**Set task:**
Repeat each entry exactly and drop the pictures.
- - - - -
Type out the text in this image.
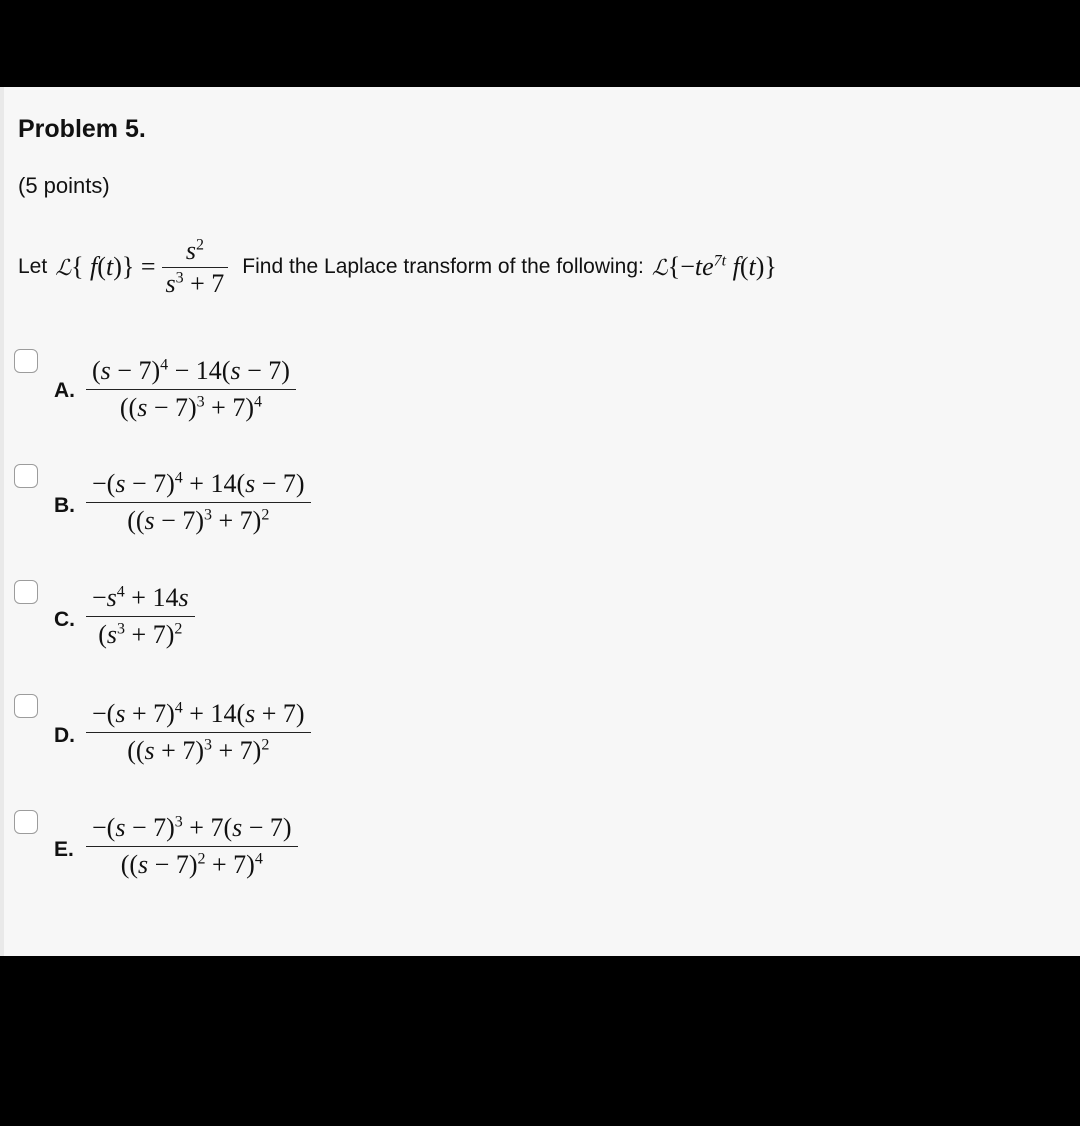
Problem 5.
(5 points)
Let ℒ{ $f(t)\} = \frac{s^2}{s^3 + 7}$ Find the Laplace transform of the following: $ℒ\{-te^{7t}$ f(t)}
A.
$(s - 7)^4 - 14(s - 7)$
$((s - 7)^3 + 7)^4$
B.
$-(s - 7)^4 + 14(s - 7)$
$((s - 7)^3 + 7)^2$
C.
$-s^4 + 14s$
$(s^3 + 7)^2$
D.
$-(s + 7)^4 + 14(s + 7)$
$((s + 7)^3 + 7)^2$
E.
$-(s - 7)^3 + 7(s - 7)$
$((s - 7)^2 + 7)^4$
- - - - -
**Task output:**
Type out the text in this image.
Problem 5.
(5 points)
Let ℒ{ $f(t)\} = \frac{s^2}{s^3 + 7}$ Find the Laplace transform of the following: $ℒ\{-te^{7t}$ f(t)}
A.
$(s - 7)^4 - 14(s - 7)$
$((s - 7)^3 + 7)^4$
B.
$-(s - 7)^4 + 14(s - 7)$
$((s - 7)^3 + 7)^2$
C.
$-s^4 + 14s$
$(s^3 + 7)^2$
D.
$-(s + 7)^4 + 14(s + 7)$
$((s + 7)^3 + 7)^2$
E.
$-(s - 7)^3 + 7(s - 7)$
$((s - 7)^2 + 7)^4$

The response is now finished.